» **Exercise passage**:
Content starts

You should use the data stored in the repo, "prepared2018predictors_9_19_19.RData" (also stored as "prepared2018predictors.csv"). This is preferable to regenerating the data yourself, since doing so requires a host of anciliary files, pulling data from online sources, etc. We nevertheless include a folder containing the R files used to make the data (Make Data), for reference and replicability. Within this folder:
- "makedata" recreates the data used for the most recent year's analysis (through 2017), making the code more generalizable for future years. The result is "prepared2017predictors_8_22_19.RData".
- "Adding in new data" appends data for each country in 2018 to the original data. The result is "prepared2018predictors_9_19_19.RData", also stored as a csv file under the name "prepared2018predictors".
The other key files are:
- "Data dictionary 2018_19 (1)" is the data dictionary.

Content ends

» **Work to complete**:
Write what comes next in the passage about the repository's data files, picking up after its final line.

Structured page parsing data
Content starts

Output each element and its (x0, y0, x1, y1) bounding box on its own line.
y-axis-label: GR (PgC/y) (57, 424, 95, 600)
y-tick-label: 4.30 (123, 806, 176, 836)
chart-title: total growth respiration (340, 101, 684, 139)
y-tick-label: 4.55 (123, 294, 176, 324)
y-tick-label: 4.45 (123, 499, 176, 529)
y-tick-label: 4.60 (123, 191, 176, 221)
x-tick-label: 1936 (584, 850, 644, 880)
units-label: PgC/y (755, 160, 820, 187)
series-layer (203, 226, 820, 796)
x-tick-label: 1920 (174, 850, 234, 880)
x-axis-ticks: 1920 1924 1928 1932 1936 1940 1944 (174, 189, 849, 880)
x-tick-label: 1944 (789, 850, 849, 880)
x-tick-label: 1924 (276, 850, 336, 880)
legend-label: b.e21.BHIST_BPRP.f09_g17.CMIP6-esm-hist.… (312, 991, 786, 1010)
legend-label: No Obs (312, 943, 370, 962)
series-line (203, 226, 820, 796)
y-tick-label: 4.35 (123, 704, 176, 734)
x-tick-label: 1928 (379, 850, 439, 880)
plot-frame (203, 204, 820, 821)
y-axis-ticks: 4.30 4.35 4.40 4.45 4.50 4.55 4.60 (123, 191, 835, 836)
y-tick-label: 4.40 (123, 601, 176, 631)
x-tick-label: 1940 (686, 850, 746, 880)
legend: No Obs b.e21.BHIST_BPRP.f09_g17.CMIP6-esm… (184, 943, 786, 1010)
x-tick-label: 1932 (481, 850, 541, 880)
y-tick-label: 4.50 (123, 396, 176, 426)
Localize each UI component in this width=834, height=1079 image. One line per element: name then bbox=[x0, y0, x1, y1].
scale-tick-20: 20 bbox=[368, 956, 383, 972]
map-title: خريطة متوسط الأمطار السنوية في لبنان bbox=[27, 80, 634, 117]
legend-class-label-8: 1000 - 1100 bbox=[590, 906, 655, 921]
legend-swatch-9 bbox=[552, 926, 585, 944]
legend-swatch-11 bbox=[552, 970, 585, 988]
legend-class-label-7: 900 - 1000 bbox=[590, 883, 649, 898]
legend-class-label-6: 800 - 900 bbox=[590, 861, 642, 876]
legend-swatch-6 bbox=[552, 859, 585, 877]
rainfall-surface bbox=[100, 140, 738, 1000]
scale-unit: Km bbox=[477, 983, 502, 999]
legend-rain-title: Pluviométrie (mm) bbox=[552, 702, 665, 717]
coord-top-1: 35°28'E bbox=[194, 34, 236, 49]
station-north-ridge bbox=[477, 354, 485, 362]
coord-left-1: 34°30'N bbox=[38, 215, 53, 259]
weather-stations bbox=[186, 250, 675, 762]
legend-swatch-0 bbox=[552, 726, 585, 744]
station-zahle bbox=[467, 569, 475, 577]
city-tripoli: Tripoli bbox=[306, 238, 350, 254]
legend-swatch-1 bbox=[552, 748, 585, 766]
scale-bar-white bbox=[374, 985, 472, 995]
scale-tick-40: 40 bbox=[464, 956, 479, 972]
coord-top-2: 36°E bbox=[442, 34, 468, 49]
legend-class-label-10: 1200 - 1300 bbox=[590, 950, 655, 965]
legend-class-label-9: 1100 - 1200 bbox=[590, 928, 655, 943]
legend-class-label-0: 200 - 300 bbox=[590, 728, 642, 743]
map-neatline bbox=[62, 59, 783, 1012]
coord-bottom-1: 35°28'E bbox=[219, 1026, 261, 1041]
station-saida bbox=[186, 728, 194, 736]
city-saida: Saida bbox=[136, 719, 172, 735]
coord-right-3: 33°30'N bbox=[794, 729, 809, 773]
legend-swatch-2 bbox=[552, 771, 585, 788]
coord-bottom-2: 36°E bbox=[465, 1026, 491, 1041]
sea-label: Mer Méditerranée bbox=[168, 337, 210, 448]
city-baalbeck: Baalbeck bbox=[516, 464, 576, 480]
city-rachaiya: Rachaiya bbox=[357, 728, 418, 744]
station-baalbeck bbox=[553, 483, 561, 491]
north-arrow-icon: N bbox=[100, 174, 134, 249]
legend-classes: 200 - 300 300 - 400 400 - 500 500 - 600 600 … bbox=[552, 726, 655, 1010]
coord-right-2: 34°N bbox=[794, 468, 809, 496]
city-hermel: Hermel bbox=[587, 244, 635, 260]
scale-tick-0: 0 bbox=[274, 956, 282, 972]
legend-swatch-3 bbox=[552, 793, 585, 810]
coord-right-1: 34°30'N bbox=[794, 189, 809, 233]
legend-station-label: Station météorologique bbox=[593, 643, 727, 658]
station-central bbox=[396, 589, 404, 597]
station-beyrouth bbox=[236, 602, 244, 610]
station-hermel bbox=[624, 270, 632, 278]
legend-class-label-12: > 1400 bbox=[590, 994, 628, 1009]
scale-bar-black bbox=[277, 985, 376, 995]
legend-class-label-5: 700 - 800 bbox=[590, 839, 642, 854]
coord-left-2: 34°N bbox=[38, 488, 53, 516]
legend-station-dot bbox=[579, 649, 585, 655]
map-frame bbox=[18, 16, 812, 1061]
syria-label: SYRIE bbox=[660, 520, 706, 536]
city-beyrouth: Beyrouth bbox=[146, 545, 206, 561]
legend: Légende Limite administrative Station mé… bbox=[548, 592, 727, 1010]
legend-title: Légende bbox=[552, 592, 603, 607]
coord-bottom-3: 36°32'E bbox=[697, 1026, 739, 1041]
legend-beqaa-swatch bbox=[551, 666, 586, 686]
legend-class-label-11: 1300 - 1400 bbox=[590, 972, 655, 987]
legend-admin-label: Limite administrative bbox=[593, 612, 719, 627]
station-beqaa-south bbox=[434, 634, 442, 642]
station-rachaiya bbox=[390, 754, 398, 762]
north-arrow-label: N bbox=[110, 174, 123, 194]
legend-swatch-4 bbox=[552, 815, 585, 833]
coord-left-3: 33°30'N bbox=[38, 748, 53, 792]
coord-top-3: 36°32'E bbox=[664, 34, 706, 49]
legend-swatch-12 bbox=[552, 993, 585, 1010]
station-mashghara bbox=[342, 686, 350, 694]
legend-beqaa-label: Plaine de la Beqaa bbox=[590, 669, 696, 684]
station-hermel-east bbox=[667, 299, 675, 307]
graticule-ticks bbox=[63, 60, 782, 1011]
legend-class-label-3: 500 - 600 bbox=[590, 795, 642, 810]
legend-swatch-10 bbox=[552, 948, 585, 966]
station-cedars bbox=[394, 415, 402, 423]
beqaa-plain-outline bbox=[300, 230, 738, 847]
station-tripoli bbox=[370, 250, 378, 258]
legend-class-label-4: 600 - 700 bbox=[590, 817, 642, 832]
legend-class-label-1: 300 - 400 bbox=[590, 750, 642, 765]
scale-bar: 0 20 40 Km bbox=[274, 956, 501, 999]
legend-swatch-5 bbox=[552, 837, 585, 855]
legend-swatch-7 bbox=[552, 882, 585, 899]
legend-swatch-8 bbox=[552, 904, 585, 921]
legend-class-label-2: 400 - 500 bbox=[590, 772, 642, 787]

Content ends

» **Reply**:
- The main file of interest is likely "run model". This file takes the latest data ("prepared2018predictors_9_19_19.RData") and generates forecasts. It allows you to input a vector of base years, from which you would like to generate one and two-year forecasts. The most relevant forecasts have been included in the results folder, generated from base year 2018, predicting outcomes in the next year (2019) and in the next two years (2019 and 2020). Note that if you choose to run the model for base years earlier than 2016, there is some missingness in the data that will prevent you from getting predicted probabilities for all 162 of the countries.
- "base2018-run-2019-09-19" and "base2018-coeffs-run-2019-09-19" are the outputs of the "run model" file. The former file shows the predicted probabilities for each country, and the latter shows the weights for each of the predictors selected.